→ **What to do**: Edit everything from the start of the listing down to the line containing "- veillonella-cells-icon: [414, 110, 438, 125]", changing "microbiome" to "microbiota" and leaving the rest of those lines as they are.

─── Extracted entries

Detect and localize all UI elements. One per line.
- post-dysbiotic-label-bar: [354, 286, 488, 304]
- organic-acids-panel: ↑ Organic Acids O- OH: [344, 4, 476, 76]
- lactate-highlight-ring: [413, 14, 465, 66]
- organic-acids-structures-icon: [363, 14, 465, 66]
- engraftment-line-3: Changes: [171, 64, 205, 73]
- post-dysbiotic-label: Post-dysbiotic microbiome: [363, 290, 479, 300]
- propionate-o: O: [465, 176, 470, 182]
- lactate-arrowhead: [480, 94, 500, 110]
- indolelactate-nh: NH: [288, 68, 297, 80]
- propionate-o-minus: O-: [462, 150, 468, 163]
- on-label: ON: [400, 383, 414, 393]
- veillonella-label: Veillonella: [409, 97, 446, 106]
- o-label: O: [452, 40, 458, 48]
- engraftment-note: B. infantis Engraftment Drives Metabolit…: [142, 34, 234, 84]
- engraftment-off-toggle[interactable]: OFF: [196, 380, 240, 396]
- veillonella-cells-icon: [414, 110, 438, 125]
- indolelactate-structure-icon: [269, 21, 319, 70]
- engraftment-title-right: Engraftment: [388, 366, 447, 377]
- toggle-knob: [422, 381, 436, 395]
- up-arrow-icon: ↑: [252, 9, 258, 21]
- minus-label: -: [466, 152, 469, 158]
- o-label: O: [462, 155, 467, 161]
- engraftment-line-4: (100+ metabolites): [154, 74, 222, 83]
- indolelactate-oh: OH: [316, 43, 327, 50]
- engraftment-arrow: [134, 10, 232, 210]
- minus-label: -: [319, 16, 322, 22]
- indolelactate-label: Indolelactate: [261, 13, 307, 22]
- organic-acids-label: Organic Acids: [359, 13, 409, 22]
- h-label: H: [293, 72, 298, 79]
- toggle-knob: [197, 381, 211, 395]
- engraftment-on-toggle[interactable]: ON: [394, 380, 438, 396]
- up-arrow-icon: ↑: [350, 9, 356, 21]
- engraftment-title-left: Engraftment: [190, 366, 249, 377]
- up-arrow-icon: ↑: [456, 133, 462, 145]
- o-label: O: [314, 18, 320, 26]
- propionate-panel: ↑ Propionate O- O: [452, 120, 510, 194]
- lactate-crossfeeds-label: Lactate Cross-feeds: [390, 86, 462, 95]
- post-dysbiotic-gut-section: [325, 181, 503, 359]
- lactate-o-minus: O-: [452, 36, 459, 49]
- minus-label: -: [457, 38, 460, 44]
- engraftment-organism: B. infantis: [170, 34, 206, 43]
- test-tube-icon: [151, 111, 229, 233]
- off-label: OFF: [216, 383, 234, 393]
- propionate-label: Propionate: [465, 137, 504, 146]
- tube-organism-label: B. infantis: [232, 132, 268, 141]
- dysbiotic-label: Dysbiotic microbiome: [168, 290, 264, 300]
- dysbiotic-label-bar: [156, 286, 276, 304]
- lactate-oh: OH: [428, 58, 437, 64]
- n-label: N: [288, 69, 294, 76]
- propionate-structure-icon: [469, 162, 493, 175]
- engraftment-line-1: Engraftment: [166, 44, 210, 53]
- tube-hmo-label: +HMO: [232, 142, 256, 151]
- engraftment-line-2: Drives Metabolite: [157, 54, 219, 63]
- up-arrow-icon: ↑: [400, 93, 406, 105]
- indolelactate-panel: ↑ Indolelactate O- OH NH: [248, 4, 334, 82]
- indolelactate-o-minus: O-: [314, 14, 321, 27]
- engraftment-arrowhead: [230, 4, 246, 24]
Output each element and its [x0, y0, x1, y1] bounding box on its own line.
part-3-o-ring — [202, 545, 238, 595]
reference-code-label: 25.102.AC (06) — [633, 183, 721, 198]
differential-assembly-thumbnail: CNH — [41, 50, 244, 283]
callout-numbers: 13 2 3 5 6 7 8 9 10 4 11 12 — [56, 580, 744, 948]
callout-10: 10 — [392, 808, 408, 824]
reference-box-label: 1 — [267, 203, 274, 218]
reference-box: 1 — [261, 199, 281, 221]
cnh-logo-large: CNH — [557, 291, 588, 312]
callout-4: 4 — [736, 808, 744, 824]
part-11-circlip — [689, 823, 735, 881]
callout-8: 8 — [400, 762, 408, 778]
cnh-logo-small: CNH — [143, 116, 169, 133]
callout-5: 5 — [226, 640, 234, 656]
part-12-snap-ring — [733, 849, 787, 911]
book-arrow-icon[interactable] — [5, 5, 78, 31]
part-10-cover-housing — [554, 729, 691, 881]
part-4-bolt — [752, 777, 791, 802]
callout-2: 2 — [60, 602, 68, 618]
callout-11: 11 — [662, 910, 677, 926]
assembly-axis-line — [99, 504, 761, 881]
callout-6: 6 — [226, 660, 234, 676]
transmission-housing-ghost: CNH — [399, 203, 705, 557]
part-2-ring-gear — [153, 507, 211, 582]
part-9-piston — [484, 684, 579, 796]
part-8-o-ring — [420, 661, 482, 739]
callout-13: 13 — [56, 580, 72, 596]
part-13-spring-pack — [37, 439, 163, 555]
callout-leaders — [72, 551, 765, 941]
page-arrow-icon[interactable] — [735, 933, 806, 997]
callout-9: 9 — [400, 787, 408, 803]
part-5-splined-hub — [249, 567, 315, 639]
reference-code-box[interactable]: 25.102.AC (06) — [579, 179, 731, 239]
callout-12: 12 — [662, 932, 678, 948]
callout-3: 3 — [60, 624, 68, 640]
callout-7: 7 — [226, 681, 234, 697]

──────

→ **Task answer**:
Detect and localize all UI elements. One per line.
- post-dysbiotic-label-bar: [354, 286, 488, 304]
- organic-acids-panel: ↑ Organic Acids O- OH: [344, 4, 476, 76]
- lactate-highlight-ring: [413, 14, 465, 66]
- organic-acids-structures-icon: [363, 14, 465, 66]
- engraftment-line-3: Changes: [171, 64, 205, 73]
- post-dysbiotic-label: Post-dysbiotic microbiota: [363, 290, 479, 300]
- propionate-o: O: [465, 176, 470, 182]
- lactate-arrowhead: [480, 94, 500, 110]
- indolelactate-nh: NH: [288, 68, 297, 80]
- propionate-o-minus: O-: [462, 150, 468, 163]
- on-label: ON: [400, 383, 414, 393]
- veillonella-label: Veillonella: [409, 97, 446, 106]
- o-label: O: [452, 40, 458, 48]
- engraftment-note: B. infantis Engraftment Drives Metabolit…: [142, 34, 234, 84]
- engraftment-off-toggle[interactable]: OFF: [196, 380, 240, 396]
- veillonella-cells-icon: [414, 110, 438, 125]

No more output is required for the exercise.